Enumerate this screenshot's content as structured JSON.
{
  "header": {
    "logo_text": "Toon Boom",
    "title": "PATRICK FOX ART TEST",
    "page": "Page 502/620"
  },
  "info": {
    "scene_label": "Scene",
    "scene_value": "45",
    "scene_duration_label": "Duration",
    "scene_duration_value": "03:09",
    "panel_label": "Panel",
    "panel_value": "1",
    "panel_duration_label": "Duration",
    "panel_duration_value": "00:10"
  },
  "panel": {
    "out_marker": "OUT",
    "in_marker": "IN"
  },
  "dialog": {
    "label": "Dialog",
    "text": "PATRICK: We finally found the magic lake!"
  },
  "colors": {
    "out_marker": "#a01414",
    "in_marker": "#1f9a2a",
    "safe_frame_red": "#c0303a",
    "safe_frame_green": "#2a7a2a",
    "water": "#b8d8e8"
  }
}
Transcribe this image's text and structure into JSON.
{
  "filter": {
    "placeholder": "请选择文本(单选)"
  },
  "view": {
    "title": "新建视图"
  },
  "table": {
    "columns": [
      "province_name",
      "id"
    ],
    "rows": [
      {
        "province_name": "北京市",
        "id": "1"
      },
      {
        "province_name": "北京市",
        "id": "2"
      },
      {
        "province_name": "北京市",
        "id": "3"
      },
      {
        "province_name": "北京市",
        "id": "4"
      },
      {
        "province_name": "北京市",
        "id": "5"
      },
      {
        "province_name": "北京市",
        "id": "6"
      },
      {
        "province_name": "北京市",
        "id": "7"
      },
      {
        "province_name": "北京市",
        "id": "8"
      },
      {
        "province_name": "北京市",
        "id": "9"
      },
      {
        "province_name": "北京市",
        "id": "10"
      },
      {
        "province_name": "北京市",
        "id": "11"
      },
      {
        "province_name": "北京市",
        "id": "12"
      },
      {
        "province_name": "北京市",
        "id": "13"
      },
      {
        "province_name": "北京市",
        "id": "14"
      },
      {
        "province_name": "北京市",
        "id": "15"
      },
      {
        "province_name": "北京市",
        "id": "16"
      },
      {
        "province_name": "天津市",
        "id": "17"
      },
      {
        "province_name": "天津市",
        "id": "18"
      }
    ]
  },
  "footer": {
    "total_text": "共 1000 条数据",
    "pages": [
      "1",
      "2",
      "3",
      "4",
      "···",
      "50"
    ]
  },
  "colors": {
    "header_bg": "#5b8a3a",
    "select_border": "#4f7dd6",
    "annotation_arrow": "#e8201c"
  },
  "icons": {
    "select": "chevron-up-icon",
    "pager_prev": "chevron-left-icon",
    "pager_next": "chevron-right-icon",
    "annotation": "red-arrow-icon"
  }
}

• Written instruction
Output the complete data exactly as written.

• Solution for this exercise
Enumerate this screenshot's content as structured JSON.
{
  "header": {
    "logo_text": "Toon Boom",
    "title": "PATRICK FOX ART TEST",
    "page": "Page 502/620"
  },
  "info": {
    "scene_label": "Scene",
    "scene_value": "45",
    "scene_duration_label": "Duration",
    "scene_duration_value": "03:09",
    "panel_label": "Panel",
    "panel_value": "1",
    "panel_duration_label": "Duration",
    "panel_duration_value": "00:10"
  },
  "panel": {
    "out_marker": "OUT",
    "in_marker": "IN"
  },
  "dialog": {
    "label": "Dialog",
    "text": "PATRICK: We finally found the magic lake!"
  },
  "colors": {
    "out_marker": "#a01414",
    "in_marker": "#1f9a2a",
    "safe_frame_red": "#c0303a",
    "safe_frame_green": "#2a7a2a",
    "water": "#b8d8e8"
  }
}
Transcribe this image's text and structure into JSON.
{
  "filter": {
    "placeholder": "请选择文本(单选)"
  },
  "view": {
    "title": "新建视图"
  },
  "table": {
    "columns": [
      "province_name",
      "id"
    ],
    "rows": [
      {
        "province_name": "北京市",
        "id": "1"
      },
      {
        "province_name": "北京市",
        "id": "2"
      },
      {
        "province_name": "北京市",
        "id": "3"
      },
      {
        "province_name": "北京市",
        "id": "4"
      },
      {
        "province_name": "北京市",
        "id": "5"
      },
      {
        "province_name": "北京市",
        "id": "6"
      },
      {
        "province_name": "北京市",
        "id": "7"
      },
      {
        "province_name": "北京市",
        "id": "8"
      },
      {
        "province_name": "北京市",
        "id": "9"
      },
      {
        "province_name": "北京市",
        "id": "10"
      },
      {
        "province_name": "北京市",
        "id": "11"
      },
      {
        "province_name": "北京市",
        "id": "12"
      },
      {
        "province_name": "北京市",
        "id": "13"
      },
      {
        "province_name": "北京市",
        "id": "14"
      },
      {
        "province_name": "北京市",
        "id": "15"
      },
      {
        "province_name": "北京市",
        "id": "16"
      },
      {
        "province_name": "天津市",
        "id": "17"
      },
      {
        "province_name": "天津市",
        "id": "18"
      }
    ]
  },
  "footer": {
    "total_text": "共 1000 条数据",
    "pages": [
      "1",
      "2",
      "3",
      "4",
      "···",
      "50"
    ]
  },
  "colors": {
    "header_bg": "#5b8a3a",
    "select_border": "#4f7dd6",
    "annotation_arrow": "#e8201c"
  },
  "icons": {
    "select": "chevron-up-icon",
    "pager_prev": "chevron-left-icon",
    "pager_next": "chevron-right-icon",
    "annotation": "red-arrow-icon"
  }
}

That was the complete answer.